Stored items from a collection:
************

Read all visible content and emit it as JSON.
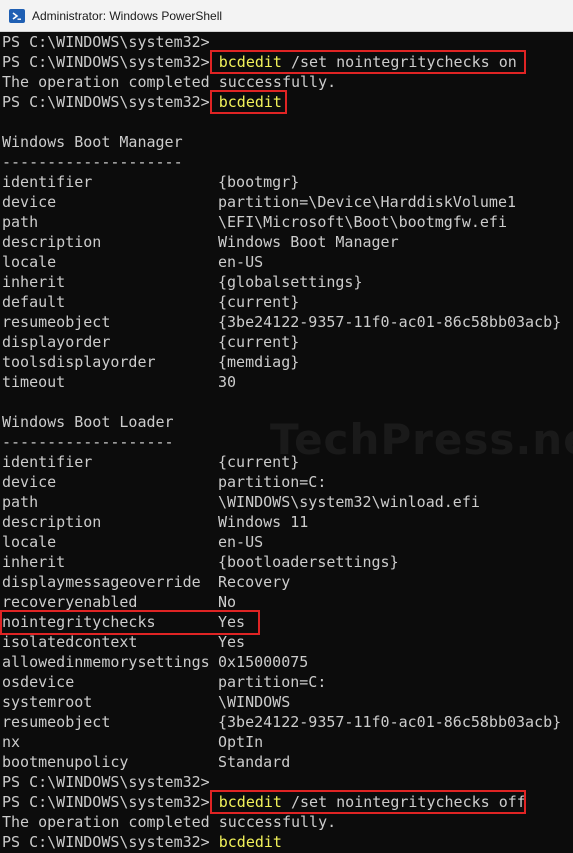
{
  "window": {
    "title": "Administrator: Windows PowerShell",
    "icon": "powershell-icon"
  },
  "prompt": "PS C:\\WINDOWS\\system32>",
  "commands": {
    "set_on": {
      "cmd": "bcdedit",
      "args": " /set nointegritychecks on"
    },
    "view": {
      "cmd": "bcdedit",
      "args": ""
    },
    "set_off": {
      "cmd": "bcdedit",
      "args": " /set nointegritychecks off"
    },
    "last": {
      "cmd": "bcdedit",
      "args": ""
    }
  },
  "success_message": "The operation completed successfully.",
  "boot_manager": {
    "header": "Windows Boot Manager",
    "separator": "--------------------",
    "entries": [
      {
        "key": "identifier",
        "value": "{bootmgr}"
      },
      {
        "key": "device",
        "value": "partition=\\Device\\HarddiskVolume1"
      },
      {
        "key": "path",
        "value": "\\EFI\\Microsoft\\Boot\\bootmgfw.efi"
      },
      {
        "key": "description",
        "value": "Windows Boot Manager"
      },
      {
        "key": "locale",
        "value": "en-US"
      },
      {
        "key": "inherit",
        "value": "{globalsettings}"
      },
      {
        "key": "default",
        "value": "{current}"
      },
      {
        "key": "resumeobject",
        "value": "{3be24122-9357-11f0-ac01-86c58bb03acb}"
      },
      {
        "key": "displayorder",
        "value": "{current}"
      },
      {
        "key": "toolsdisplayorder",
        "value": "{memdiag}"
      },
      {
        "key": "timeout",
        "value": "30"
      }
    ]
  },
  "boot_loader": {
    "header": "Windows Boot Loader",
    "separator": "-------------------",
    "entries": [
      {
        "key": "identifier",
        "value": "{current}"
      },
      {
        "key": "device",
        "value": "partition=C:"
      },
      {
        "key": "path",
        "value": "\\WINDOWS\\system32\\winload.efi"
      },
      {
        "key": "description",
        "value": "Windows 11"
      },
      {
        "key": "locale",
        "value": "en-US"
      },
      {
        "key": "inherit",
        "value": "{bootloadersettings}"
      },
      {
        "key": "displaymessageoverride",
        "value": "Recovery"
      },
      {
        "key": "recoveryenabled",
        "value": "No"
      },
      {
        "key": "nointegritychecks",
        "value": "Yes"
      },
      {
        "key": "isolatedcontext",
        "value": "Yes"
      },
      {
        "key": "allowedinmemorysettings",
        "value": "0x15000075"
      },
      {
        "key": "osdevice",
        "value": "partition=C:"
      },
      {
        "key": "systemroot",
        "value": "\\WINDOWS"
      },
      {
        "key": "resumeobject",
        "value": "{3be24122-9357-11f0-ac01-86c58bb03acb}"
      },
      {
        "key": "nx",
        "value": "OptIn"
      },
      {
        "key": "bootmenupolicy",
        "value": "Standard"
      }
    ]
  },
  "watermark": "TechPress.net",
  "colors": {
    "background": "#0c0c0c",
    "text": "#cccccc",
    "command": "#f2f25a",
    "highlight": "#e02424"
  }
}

************

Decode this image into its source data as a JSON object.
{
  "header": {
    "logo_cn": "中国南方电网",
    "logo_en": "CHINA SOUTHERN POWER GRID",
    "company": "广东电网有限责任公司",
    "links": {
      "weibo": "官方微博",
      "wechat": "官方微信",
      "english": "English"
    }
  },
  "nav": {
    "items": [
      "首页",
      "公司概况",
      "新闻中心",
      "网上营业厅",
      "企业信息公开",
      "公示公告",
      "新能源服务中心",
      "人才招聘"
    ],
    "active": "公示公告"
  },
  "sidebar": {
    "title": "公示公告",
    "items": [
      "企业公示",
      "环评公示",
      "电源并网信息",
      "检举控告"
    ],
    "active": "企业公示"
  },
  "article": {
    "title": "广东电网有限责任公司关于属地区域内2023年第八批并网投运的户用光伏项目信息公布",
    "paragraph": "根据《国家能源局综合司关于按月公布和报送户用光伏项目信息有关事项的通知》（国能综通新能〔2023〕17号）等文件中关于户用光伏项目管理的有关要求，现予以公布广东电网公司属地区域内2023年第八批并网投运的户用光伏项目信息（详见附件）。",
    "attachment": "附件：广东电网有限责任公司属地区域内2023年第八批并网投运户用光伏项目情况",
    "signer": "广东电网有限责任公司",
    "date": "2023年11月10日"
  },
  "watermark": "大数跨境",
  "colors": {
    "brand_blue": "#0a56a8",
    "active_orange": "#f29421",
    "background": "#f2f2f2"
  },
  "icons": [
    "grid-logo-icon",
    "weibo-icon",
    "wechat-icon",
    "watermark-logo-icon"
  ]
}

************

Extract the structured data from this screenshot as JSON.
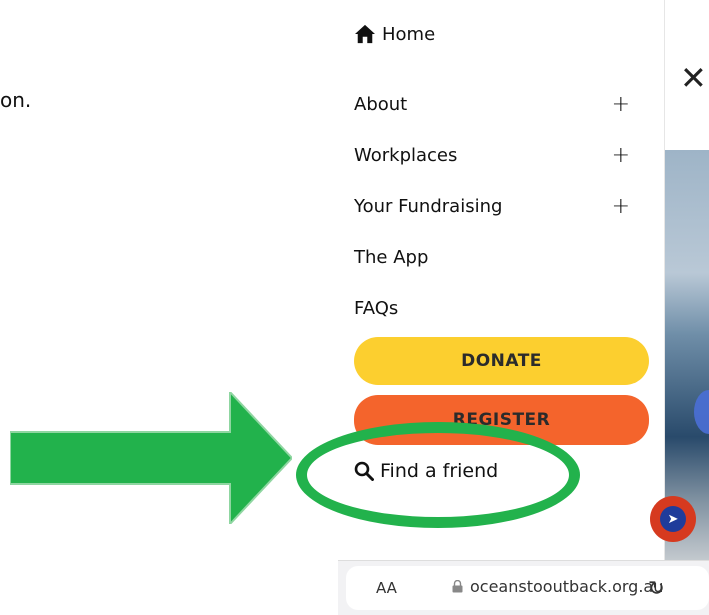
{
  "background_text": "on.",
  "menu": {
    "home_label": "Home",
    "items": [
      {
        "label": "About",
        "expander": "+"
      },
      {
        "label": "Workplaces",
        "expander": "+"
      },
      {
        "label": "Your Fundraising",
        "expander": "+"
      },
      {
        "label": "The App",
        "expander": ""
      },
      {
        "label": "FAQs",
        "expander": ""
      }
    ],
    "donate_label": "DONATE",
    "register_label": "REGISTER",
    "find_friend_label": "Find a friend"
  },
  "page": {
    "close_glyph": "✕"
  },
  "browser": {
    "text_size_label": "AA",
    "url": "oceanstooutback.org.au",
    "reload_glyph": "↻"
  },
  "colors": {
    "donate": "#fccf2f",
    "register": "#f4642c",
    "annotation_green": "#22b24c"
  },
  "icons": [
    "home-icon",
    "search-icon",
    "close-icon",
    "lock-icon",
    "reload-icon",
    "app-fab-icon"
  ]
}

************

*PROBLEM:* Give the count of lines in the listing above that include "JSON", with no other words.

*TASK ANSWER:* 3